Task directions
Look for the string "from" in the lines and copy each line that has it.

□ □ □ □ □ □ □

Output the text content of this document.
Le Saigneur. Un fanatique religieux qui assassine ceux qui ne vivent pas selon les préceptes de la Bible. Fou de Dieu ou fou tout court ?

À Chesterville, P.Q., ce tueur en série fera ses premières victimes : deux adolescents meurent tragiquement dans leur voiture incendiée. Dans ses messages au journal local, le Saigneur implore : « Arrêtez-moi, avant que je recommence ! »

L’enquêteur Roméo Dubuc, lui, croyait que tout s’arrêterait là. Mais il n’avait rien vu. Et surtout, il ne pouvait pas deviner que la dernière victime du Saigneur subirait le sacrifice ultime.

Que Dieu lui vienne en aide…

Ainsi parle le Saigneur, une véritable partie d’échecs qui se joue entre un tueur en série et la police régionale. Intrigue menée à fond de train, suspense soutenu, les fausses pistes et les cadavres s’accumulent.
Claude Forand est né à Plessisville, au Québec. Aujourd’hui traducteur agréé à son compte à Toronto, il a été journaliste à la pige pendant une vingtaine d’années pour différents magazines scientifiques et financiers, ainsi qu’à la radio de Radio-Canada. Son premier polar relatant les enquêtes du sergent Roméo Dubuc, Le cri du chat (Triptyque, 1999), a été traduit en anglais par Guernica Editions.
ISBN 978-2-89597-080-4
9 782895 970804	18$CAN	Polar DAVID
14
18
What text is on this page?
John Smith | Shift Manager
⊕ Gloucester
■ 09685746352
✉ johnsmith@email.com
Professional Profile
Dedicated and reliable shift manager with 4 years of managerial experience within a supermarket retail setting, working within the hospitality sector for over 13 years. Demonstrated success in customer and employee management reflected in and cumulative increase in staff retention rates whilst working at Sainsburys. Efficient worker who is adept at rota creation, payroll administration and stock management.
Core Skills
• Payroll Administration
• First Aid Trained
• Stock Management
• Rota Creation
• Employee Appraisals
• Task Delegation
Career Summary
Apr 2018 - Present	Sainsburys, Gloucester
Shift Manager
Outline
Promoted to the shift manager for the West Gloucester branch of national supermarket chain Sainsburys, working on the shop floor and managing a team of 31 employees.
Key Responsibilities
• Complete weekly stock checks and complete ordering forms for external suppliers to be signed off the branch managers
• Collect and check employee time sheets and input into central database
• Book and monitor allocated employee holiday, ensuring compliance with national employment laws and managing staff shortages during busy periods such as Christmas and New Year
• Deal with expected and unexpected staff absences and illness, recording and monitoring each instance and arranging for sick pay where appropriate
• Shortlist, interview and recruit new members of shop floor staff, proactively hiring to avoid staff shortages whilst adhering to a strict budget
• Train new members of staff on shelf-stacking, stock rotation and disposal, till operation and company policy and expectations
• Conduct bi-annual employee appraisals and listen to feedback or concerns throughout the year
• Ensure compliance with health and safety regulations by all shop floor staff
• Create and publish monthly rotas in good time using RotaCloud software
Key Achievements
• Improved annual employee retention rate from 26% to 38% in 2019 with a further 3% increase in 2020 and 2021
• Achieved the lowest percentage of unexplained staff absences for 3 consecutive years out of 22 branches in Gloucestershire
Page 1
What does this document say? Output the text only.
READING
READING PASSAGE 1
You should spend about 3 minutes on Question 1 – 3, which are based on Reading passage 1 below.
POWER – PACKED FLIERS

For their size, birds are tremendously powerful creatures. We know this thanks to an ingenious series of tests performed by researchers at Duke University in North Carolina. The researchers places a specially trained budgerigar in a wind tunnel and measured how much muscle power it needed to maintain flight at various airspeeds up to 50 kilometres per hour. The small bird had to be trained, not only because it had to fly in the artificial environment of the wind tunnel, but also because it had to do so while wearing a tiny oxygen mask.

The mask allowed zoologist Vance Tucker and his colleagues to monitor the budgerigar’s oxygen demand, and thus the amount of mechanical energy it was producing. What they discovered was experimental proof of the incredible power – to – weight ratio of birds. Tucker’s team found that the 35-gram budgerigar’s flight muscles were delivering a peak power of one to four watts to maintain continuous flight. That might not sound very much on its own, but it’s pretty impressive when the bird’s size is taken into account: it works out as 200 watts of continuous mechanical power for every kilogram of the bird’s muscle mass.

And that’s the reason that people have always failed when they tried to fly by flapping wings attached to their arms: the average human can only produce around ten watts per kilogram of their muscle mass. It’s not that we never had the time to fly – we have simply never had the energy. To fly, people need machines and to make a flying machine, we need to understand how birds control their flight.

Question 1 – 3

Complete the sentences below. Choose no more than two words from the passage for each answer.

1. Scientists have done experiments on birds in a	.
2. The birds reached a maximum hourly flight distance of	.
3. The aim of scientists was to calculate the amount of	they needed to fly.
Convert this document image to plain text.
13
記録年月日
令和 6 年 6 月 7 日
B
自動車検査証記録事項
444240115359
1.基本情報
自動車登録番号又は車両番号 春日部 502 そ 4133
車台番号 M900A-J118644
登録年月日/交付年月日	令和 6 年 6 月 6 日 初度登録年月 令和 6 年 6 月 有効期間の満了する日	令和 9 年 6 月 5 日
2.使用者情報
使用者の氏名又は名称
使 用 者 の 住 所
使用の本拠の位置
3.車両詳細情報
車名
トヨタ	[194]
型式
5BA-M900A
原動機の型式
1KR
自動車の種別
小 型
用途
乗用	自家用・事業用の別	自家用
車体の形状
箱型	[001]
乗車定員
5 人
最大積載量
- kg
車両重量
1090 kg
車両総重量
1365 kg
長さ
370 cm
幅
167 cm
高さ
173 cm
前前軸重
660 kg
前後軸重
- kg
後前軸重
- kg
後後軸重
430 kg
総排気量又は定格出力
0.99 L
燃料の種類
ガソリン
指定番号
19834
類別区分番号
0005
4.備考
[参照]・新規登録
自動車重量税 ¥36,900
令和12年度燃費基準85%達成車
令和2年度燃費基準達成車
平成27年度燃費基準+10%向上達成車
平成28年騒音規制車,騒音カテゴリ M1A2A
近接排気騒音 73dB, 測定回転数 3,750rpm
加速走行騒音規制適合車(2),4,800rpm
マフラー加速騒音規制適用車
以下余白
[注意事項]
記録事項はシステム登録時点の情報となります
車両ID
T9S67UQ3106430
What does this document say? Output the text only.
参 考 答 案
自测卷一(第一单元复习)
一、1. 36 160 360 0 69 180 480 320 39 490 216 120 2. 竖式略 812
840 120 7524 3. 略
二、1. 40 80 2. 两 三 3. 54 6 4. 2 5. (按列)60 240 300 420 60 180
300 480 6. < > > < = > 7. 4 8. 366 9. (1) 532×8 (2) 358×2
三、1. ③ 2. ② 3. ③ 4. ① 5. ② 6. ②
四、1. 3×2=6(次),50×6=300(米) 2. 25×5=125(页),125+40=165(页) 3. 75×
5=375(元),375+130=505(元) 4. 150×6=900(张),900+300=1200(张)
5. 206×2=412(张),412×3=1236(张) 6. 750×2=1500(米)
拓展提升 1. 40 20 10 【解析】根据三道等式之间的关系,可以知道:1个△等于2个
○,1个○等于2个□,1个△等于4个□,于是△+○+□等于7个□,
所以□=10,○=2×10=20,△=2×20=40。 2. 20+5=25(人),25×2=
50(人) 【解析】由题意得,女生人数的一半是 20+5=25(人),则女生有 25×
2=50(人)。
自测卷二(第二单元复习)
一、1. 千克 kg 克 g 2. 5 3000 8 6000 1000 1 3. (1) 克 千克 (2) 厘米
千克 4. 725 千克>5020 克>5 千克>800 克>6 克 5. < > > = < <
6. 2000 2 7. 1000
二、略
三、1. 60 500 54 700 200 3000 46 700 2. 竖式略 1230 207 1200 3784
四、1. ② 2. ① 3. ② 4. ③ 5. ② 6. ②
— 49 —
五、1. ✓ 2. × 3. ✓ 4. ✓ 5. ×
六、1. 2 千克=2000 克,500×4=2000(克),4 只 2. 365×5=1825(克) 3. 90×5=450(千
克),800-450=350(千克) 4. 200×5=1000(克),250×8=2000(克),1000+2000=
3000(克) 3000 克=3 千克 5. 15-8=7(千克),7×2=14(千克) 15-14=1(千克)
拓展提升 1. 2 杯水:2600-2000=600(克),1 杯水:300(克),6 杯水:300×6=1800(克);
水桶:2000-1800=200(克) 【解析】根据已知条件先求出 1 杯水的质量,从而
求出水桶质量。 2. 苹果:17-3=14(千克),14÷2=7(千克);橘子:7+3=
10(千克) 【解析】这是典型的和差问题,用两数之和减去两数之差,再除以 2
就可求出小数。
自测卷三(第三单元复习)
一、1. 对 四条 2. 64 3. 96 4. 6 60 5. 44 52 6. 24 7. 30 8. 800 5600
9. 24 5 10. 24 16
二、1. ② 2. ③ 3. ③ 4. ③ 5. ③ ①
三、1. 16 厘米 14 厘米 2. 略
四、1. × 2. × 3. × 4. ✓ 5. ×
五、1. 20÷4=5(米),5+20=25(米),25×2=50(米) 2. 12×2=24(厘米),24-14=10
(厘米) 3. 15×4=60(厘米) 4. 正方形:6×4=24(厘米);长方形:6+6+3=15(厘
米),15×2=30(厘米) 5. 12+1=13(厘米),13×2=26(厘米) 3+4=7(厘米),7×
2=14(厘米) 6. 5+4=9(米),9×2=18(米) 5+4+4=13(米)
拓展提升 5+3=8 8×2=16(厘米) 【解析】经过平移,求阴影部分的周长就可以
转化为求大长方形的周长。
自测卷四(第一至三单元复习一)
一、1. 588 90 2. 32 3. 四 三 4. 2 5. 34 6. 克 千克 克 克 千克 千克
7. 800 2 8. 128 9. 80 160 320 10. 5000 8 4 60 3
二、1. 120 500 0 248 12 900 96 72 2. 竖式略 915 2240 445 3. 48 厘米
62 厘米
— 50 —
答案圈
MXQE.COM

□ □ □ □ □ □ □

Response below
• Improved annual employee retention rate from 26% to 38% in 2019 with a further 3% increase in 2020 and 2021
Complete the sentences below. Choose no more than two words from the passage for each answer.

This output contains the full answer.